--- Objective ---
Exactly reproduce all the records, keeping pictures out of the copy.

%%

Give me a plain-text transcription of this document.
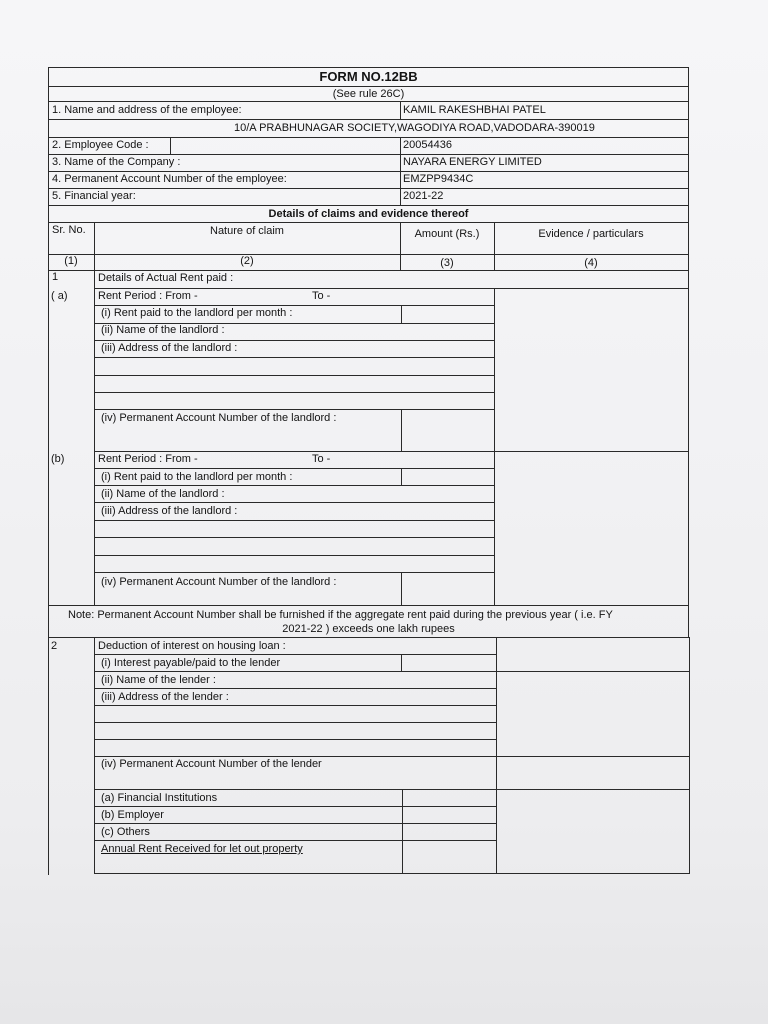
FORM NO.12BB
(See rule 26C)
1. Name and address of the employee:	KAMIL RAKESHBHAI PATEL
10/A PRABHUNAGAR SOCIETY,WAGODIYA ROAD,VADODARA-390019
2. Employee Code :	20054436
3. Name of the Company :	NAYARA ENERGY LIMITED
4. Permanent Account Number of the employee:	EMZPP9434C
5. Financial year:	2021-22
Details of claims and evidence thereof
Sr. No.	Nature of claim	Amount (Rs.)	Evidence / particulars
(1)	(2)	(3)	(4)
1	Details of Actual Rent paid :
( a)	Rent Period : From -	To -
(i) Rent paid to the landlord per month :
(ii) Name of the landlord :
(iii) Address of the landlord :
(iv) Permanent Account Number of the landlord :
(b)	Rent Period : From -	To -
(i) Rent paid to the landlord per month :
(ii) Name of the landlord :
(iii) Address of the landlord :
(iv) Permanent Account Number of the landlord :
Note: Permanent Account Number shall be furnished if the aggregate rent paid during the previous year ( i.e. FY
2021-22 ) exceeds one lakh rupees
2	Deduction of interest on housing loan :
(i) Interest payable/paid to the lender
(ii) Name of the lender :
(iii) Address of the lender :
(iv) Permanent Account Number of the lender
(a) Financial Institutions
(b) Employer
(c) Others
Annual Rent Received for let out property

%%

--- Correct response ---
Give me a plain-text transcription of this document.
FORM NO.12BB
(See rule 26C)
1. Name and address of the employee:	KAMIL RAKESHBHAI PATEL
10/A PRABHUNAGAR SOCIETY,WAGODIYA ROAD,VADODARA-390019
2. Employee Code :	20054436
3. Name of the Company :	NAYARA ENERGY LIMITED
4. Permanent Account Number of the employee:	EMZPP9434C
5. Financial year:	2021-22
Details of claims and evidence thereof
Sr. No.	Nature of claim	Amount (Rs.)	Evidence / particulars
(1)	(2)	(3)	(4)
1	Details of Actual Rent paid :
( a)	Rent Period : From -	To -
(i) Rent paid to the landlord per month :
(ii) Name of the landlord :
(iii) Address of the landlord :
(iv) Permanent Account Number of the landlord :
(b)	Rent Period : From -	To -
(i) Rent paid to the landlord per month :
(ii) Name of the landlord :
(iii) Address of the landlord :
(iv) Permanent Account Number of the landlord :
Note: Permanent Account Number shall be furnished if the aggregate rent paid during the previous year ( i.e. FY
2021-22 ) exceeds one lakh rupees
2	Deduction of interest on housing loan :
(i) Interest payable/paid to the lender
(ii) Name of the lender :
(iii) Address of the lender :
(iv) Permanent Account Number of the lender
(a) Financial Institutions
(b) Employer
(c) Others
Annual Rent Received for let out property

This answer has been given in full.